(Figure content listings)
---
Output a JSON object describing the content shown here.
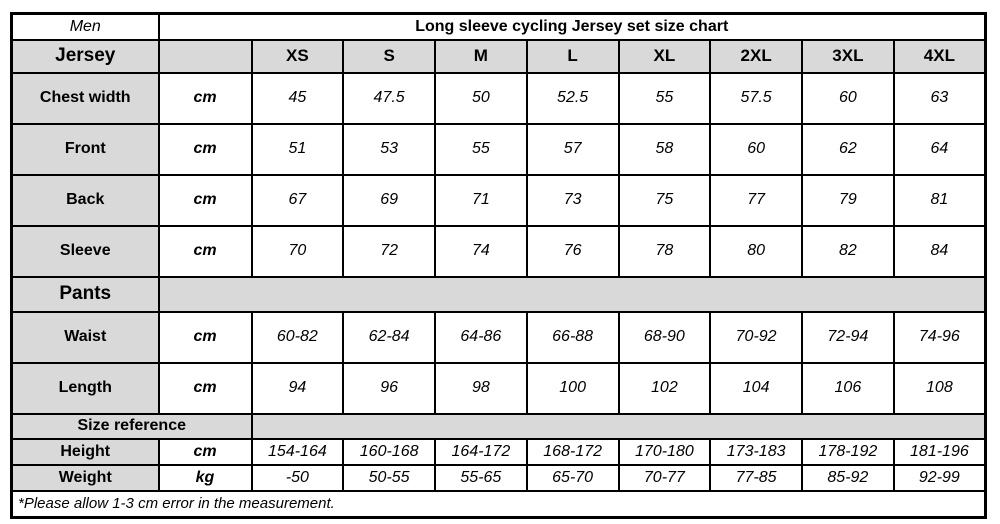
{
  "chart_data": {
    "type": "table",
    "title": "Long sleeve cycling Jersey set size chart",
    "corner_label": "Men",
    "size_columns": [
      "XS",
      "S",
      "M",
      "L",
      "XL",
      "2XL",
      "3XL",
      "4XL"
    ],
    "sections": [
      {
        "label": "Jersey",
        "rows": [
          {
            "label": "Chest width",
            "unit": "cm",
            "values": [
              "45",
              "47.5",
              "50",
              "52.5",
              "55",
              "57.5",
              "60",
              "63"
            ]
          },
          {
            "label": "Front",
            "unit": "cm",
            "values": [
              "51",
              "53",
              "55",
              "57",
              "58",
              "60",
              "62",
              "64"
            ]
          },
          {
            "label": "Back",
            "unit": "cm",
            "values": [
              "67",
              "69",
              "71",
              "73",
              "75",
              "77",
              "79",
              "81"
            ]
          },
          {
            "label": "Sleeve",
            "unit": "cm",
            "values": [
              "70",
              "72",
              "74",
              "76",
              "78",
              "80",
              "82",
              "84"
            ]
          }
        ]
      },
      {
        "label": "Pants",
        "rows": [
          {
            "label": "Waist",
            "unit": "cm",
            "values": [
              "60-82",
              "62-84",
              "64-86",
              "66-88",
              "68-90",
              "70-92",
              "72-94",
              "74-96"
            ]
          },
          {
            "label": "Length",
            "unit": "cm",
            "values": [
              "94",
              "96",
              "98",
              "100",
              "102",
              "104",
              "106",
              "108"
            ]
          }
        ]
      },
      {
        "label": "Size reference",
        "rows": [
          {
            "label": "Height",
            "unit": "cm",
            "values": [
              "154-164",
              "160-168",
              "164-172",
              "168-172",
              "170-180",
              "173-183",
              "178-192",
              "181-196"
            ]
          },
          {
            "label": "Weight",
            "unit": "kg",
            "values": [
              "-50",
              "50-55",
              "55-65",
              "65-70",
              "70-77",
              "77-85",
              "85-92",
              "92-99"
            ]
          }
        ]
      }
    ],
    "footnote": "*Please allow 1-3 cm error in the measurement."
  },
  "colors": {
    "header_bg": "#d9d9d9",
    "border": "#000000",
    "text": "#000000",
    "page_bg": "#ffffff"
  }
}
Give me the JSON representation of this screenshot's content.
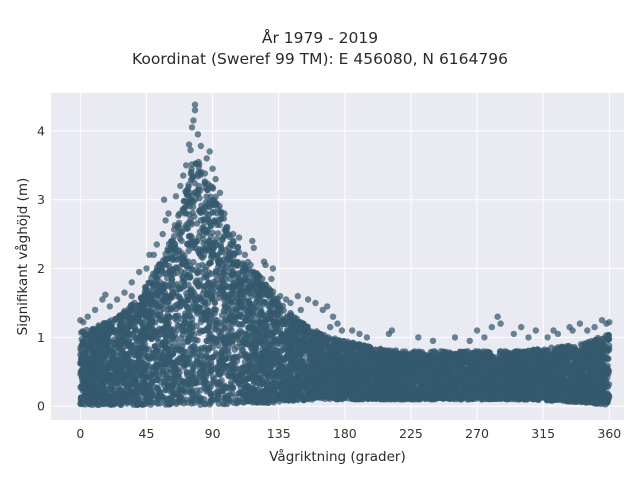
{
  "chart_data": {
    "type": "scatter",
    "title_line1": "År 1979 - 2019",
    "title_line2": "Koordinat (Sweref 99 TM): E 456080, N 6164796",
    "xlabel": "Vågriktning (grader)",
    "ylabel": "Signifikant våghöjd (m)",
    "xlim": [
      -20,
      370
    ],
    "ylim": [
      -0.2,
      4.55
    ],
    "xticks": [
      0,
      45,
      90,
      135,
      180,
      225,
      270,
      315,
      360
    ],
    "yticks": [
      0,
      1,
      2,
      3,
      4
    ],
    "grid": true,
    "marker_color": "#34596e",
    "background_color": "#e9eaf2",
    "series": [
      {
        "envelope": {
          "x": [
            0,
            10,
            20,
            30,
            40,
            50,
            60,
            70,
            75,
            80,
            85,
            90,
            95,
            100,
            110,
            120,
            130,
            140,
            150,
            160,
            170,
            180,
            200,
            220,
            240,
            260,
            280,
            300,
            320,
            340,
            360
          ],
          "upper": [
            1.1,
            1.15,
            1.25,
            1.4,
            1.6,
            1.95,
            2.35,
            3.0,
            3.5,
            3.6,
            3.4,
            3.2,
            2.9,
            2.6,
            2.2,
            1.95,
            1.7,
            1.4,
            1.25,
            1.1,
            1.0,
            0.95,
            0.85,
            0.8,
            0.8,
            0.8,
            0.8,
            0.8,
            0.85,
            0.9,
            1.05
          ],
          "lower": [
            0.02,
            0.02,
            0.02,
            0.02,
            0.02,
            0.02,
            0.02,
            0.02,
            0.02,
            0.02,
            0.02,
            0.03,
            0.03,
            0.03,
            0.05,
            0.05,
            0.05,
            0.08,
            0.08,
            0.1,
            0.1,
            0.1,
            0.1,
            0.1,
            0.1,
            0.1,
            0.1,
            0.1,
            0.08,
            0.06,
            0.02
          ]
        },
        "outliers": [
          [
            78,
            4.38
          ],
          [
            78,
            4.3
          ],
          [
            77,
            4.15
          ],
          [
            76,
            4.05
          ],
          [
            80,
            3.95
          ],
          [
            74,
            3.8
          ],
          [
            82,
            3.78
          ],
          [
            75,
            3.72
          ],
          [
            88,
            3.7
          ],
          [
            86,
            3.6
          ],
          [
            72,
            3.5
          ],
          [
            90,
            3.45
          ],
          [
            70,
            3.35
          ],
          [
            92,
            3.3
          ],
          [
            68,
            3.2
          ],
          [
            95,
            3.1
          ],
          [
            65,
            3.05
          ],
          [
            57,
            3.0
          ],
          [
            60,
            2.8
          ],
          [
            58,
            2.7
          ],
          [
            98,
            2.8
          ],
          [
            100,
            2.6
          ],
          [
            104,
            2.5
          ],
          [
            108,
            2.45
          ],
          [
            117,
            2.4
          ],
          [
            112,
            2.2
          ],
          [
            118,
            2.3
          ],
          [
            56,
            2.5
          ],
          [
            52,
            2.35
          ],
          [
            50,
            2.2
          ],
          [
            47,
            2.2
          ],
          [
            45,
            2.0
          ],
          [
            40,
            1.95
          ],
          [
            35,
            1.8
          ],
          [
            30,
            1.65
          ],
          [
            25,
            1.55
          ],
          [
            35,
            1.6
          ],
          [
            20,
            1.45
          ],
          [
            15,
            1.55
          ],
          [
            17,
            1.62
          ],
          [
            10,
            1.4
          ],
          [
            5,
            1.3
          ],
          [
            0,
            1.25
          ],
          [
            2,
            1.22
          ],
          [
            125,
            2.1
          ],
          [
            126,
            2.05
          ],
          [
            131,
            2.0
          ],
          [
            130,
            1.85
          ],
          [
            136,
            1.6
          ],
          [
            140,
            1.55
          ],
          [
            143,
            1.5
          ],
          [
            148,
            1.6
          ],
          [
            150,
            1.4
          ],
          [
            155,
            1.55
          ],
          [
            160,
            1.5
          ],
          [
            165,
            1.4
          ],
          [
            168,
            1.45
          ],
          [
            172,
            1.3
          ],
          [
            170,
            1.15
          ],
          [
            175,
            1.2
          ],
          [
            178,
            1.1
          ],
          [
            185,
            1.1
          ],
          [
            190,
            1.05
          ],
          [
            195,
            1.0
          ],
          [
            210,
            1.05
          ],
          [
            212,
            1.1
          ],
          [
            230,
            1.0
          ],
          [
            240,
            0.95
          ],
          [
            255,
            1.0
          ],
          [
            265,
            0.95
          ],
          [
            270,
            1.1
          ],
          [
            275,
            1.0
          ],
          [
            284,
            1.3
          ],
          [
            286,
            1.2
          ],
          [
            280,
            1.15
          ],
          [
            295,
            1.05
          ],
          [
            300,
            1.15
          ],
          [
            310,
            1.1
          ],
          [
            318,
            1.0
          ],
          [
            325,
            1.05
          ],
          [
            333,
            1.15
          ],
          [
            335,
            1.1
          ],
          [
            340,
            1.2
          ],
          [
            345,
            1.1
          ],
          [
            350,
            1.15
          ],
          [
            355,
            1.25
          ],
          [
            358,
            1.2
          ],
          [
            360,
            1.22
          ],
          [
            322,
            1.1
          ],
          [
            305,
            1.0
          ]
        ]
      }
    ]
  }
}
---
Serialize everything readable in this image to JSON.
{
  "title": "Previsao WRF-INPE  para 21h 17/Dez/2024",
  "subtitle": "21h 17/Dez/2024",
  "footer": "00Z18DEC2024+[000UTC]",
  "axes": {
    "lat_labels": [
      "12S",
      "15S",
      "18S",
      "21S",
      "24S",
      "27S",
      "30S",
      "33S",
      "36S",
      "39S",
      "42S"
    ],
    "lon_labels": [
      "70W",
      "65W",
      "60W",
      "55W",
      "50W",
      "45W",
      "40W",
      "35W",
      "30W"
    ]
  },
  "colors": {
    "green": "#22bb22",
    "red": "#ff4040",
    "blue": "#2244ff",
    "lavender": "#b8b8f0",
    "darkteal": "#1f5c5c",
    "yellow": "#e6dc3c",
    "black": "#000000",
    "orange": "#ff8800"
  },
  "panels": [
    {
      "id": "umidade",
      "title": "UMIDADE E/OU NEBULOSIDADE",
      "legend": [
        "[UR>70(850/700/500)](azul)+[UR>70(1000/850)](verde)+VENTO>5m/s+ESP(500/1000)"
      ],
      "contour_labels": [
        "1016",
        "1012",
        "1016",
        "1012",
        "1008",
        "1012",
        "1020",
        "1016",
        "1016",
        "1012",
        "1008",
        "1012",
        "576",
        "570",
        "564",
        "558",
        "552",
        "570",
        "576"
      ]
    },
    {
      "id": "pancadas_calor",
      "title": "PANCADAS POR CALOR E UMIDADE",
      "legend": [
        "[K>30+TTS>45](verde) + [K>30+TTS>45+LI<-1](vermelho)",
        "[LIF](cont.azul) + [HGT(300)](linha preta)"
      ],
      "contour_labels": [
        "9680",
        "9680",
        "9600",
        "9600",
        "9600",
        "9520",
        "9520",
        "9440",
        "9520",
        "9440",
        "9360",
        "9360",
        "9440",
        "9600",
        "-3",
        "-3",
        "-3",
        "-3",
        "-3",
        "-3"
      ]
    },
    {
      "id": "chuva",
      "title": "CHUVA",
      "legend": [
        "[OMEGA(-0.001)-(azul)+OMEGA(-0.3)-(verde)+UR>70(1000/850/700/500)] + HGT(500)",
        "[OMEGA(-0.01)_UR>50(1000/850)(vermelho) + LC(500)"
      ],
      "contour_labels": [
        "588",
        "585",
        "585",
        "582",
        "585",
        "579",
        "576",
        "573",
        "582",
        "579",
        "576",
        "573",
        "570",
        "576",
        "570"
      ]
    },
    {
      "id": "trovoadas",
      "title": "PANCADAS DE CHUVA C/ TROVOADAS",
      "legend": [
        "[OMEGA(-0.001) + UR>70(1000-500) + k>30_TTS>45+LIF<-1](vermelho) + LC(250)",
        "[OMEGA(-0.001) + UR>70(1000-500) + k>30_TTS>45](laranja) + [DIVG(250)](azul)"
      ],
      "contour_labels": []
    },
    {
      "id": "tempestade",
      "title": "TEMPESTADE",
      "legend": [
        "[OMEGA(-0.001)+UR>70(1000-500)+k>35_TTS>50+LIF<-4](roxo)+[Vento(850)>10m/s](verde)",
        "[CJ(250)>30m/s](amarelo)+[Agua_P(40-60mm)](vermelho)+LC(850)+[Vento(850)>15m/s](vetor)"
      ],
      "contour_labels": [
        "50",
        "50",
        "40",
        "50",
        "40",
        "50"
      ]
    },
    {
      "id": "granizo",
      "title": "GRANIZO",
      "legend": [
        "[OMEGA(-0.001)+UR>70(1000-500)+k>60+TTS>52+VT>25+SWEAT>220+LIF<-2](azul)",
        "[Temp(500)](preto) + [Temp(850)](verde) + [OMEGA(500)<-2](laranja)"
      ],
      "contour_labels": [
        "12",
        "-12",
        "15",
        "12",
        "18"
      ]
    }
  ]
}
---
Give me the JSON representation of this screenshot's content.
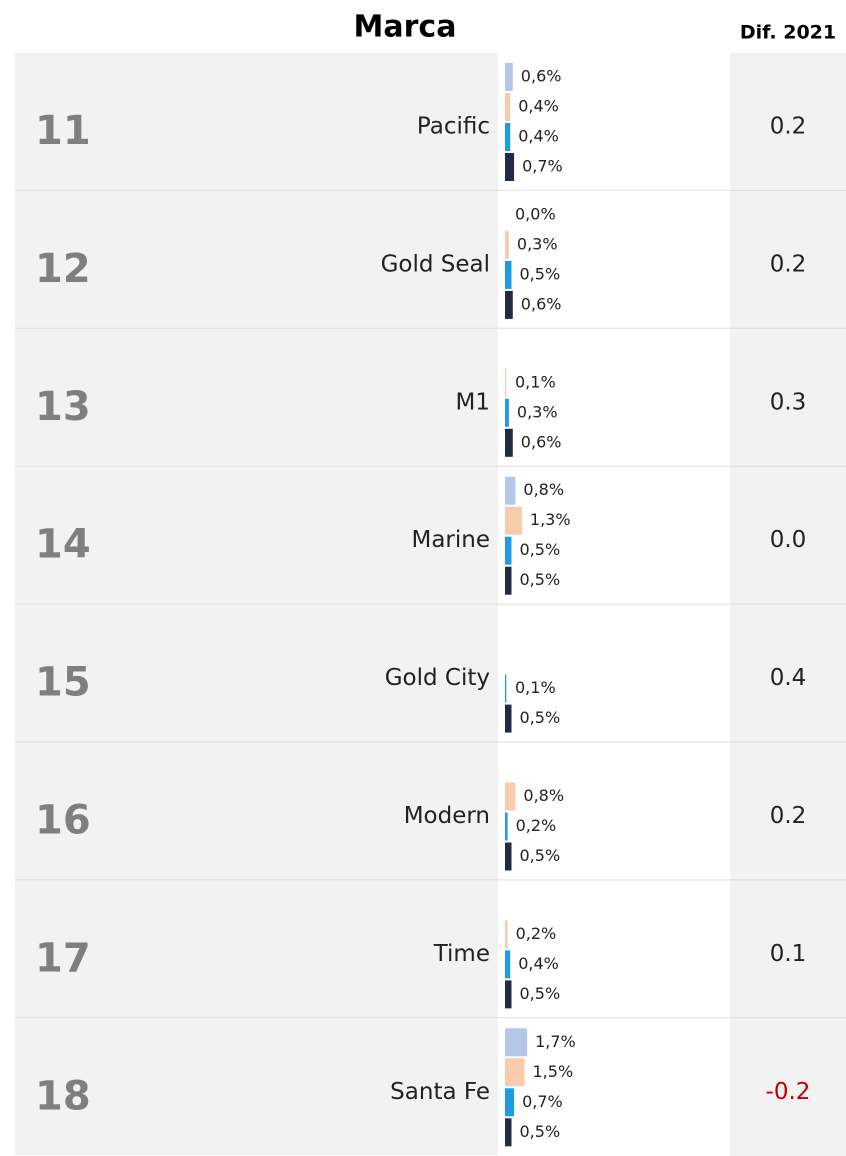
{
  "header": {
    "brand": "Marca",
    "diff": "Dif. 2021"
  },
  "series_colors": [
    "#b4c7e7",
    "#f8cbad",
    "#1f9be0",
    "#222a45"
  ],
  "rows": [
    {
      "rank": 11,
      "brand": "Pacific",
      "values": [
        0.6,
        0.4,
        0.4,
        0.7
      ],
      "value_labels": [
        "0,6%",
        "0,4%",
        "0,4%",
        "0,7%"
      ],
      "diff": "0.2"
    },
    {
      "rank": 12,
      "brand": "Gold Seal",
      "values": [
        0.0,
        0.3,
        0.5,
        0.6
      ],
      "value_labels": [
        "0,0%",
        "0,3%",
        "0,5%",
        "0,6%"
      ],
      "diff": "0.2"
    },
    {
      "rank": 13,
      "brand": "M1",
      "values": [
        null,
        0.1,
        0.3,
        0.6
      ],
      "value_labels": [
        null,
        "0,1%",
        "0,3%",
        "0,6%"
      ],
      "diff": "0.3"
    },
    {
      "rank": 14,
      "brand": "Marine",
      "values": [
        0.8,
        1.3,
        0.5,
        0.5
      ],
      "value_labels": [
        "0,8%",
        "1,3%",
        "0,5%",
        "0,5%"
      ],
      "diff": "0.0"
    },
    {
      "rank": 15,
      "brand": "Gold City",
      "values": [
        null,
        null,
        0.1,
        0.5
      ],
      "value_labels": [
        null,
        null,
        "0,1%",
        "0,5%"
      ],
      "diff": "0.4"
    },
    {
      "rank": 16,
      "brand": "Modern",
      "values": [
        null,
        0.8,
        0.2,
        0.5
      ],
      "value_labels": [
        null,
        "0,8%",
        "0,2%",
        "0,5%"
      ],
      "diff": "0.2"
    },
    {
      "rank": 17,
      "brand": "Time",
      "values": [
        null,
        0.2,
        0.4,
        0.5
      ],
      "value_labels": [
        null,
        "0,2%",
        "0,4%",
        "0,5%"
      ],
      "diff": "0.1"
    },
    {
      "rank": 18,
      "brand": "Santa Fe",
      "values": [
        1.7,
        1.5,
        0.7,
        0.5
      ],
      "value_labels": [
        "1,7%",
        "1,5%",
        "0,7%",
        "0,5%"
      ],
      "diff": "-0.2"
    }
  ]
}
---
■ **BRIEF**: Copy every line from the records above that contains the word "rank".

■ **RESULT BELOW**:
      "rank": 11,
      "rank": 12,
      "rank": 13,
      "rank": 14,
      "rank": 15,
      "rank": 16,
      "rank": 17,
      "rank": 18,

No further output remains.